» THE EXERCISE
Of all the lines in the records, how many hold the word "grid"? Answer with the number only.

» EXTRACTED RECORDS
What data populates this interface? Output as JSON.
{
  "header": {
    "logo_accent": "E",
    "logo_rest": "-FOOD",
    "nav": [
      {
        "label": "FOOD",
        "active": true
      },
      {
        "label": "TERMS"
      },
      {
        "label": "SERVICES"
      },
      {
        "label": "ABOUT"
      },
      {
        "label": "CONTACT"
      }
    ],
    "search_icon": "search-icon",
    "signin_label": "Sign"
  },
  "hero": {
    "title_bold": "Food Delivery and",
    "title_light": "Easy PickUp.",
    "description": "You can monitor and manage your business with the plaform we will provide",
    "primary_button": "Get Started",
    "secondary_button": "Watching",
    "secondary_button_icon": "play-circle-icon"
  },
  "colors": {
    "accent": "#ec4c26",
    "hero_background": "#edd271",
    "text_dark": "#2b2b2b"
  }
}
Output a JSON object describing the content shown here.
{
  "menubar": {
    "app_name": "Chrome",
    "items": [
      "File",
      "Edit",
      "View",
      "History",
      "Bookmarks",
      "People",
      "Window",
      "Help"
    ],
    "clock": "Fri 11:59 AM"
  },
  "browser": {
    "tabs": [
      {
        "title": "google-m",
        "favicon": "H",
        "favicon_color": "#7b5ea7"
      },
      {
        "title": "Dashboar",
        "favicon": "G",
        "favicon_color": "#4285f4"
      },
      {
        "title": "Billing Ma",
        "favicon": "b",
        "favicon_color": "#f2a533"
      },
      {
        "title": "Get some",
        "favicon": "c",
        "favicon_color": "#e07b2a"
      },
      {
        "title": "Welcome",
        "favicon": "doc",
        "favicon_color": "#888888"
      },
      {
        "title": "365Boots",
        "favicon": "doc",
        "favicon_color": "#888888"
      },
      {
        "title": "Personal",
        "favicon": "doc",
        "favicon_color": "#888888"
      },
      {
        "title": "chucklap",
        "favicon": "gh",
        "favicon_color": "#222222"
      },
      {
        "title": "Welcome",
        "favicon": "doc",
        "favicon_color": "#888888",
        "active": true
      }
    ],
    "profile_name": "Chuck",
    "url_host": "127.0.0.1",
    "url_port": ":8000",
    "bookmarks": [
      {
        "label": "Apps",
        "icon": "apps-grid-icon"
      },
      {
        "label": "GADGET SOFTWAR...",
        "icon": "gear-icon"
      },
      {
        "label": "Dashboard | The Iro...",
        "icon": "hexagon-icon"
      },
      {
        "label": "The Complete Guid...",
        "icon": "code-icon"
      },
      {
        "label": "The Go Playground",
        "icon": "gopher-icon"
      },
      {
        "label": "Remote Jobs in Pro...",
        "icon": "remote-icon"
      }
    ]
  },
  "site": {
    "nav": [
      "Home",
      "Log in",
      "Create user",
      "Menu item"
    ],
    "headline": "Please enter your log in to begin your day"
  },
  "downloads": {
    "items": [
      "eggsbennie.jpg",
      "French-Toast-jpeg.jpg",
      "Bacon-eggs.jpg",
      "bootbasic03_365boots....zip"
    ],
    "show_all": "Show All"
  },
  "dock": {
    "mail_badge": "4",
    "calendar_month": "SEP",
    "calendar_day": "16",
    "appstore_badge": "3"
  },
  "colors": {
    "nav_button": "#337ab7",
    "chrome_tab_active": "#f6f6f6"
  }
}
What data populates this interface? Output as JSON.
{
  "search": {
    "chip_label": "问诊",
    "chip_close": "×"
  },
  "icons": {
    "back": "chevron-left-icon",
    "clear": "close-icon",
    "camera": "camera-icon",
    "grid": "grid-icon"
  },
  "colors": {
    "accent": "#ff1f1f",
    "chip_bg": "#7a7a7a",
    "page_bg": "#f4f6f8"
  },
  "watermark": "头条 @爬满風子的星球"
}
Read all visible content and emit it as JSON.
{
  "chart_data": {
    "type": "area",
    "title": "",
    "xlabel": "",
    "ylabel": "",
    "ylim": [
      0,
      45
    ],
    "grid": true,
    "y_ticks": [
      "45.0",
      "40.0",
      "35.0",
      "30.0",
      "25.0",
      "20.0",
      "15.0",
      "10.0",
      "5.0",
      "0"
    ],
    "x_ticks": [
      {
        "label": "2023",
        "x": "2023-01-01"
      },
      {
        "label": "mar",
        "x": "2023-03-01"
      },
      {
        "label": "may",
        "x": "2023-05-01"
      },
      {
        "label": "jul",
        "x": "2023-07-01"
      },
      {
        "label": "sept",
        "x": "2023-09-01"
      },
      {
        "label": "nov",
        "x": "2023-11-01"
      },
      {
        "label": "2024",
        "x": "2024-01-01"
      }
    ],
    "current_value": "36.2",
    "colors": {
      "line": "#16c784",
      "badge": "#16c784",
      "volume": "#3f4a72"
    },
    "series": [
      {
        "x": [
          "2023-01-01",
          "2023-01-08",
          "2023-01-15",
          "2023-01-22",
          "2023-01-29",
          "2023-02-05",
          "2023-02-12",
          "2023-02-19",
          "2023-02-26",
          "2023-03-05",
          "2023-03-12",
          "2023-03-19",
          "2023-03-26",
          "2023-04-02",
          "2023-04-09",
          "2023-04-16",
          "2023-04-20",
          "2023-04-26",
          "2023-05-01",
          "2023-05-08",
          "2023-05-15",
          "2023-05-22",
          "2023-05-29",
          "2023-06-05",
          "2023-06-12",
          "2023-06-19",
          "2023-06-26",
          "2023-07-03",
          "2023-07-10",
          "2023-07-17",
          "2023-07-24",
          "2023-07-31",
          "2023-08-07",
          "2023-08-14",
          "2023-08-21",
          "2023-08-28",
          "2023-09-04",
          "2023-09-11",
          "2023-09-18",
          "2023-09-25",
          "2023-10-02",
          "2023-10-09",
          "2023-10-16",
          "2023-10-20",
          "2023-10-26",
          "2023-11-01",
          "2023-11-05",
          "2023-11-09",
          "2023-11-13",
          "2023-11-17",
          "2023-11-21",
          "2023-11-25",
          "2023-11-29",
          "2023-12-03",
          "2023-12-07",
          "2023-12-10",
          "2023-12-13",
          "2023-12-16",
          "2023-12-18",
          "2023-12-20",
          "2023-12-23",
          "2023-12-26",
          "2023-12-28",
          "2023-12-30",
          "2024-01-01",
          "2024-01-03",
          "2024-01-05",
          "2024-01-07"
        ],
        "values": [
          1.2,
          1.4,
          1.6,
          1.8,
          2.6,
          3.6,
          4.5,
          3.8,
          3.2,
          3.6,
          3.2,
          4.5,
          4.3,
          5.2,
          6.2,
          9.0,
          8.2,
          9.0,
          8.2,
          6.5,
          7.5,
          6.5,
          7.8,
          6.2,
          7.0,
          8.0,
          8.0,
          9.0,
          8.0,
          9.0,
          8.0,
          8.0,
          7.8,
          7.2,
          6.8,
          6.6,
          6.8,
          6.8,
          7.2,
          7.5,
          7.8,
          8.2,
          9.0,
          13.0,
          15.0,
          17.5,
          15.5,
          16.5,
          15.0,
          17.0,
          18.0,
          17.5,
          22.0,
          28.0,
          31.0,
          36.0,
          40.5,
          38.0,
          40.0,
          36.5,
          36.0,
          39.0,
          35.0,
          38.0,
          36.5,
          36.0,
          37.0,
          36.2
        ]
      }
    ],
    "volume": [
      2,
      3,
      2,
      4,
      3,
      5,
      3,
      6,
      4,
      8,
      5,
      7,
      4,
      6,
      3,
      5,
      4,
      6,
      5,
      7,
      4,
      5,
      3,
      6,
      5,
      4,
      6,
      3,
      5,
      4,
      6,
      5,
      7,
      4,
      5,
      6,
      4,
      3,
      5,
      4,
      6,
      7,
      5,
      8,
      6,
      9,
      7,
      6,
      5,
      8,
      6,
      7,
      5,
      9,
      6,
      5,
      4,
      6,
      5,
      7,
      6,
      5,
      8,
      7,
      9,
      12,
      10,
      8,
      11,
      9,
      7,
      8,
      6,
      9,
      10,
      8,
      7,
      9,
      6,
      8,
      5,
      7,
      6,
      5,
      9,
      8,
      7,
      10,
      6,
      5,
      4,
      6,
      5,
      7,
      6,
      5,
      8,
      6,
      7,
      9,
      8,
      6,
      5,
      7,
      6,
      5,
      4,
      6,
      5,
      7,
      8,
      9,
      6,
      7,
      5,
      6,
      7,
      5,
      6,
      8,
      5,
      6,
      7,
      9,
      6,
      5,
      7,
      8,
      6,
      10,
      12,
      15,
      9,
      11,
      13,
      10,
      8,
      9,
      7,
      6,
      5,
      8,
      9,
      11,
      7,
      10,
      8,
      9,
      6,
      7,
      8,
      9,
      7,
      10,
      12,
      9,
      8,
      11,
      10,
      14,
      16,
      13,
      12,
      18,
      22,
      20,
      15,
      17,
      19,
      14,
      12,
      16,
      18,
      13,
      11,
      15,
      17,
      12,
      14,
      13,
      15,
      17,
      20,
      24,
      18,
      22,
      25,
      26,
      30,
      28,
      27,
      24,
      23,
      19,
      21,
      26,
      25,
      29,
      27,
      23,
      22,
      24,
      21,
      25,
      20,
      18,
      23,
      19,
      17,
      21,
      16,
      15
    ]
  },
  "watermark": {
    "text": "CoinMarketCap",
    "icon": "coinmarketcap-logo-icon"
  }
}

» SOLUTION BELOW
3